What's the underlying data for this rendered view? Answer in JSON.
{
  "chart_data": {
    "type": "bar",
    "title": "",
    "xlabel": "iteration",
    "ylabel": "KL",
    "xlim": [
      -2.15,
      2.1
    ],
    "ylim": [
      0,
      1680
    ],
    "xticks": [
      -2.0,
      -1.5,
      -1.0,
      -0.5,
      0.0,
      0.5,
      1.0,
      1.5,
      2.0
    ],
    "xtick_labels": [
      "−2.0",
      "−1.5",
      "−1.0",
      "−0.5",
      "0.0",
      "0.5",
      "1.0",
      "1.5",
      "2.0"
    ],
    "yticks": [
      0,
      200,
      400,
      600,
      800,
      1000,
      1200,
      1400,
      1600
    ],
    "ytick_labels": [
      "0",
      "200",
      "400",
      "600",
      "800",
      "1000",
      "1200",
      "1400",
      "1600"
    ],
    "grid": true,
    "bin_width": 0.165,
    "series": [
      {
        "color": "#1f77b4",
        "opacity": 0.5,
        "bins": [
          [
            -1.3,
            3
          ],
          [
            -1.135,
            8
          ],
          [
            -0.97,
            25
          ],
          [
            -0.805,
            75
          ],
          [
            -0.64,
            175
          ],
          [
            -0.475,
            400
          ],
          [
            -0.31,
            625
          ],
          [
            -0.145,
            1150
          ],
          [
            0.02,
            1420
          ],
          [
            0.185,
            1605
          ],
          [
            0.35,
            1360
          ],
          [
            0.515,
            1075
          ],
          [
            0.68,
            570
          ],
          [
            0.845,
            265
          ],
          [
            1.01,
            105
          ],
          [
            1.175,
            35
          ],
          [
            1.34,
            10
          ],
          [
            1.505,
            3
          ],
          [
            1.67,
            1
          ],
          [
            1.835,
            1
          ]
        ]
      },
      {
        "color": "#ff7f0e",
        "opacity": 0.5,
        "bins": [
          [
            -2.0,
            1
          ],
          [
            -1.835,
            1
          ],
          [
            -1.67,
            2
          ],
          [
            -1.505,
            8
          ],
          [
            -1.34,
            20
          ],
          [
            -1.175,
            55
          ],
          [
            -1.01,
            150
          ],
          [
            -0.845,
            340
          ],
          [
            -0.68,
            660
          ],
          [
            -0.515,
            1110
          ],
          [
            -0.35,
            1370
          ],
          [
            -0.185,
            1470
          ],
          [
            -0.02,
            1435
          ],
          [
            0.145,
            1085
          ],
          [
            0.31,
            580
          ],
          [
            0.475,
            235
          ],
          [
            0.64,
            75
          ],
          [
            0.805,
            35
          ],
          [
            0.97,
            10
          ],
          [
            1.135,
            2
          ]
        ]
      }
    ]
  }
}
::::::::
> [REQUIRED WORK]: Copy out the material above in its entirety. Every detail must match.

> [COMPLETE OUTPUT]:
What's the underlying data for this rendered view? Answer in JSON.
{
  "chart_data": {
    "type": "bar",
    "title": "",
    "xlabel": "iteration",
    "ylabel": "KL",
    "xlim": [
      -2.15,
      2.1
    ],
    "ylim": [
      0,
      1680
    ],
    "xticks": [
      -2.0,
      -1.5,
      -1.0,
      -0.5,
      0.0,
      0.5,
      1.0,
      1.5,
      2.0
    ],
    "xtick_labels": [
      "−2.0",
      "−1.5",
      "−1.0",
      "−0.5",
      "0.0",
      "0.5",
      "1.0",
      "1.5",
      "2.0"
    ],
    "yticks": [
      0,
      200,
      400,
      600,
      800,
      1000,
      1200,
      1400,
      1600
    ],
    "ytick_labels": [
      "0",
      "200",
      "400",
      "600",
      "800",
      "1000",
      "1200",
      "1400",
      "1600"
    ],
    "grid": true,
    "bin_width": 0.165,
    "series": [
      {
        "color": "#1f77b4",
        "opacity": 0.5,
        "bins": [
          [
            -1.3,
            3
          ],
          [
            -1.135,
            8
          ],
          [
            -0.97,
            25
          ],
          [
            -0.805,
            75
          ],
          [
            -0.64,
            175
          ],
          [
            -0.475,
            400
          ],
          [
            -0.31,
            625
          ],
          [
            -0.145,
            1150
          ],
          [
            0.02,
            1420
          ],
          [
            0.185,
            1605
          ],
          [
            0.35,
            1360
          ],
          [
            0.515,
            1075
          ],
          [
            0.68,
            570
          ],
          [
            0.845,
            265
          ],
          [
            1.01,
            105
          ],
          [
            1.175,
            35
          ],
          [
            1.34,
            10
          ],
          [
            1.505,
            3
          ],
          [
            1.67,
            1
          ],
          [
            1.835,
            1
          ]
        ]
      },
      {
        "color": "#ff7f0e",
        "opacity": 0.5,
        "bins": [
          [
            -2.0,
            1
          ],
          [
            -1.835,
            1
          ],
          [
            -1.67,
            2
          ],
          [
            -1.505,
            8
          ],
          [
            -1.34,
            20
          ],
          [
            -1.175,
            55
          ],
          [
            -1.01,
            150
          ],
          [
            -0.845,
            340
          ],
          [
            -0.68,
            660
          ],
          [
            -0.515,
            1110
          ],
          [
            -0.35,
            1370
          ],
          [
            -0.185,
            1470
          ],
          [
            -0.02,
            1435
          ],
          [
            0.145,
            1085
          ],
          [
            0.31,
            580
          ],
          [
            0.475,
            235
          ],
          [
            0.64,
            75
          ],
          [
            0.805,
            35
          ],
          [
            0.97,
            10
          ],
          [
            1.135,
            2
          ]
        ]
      }
    ]
  }
}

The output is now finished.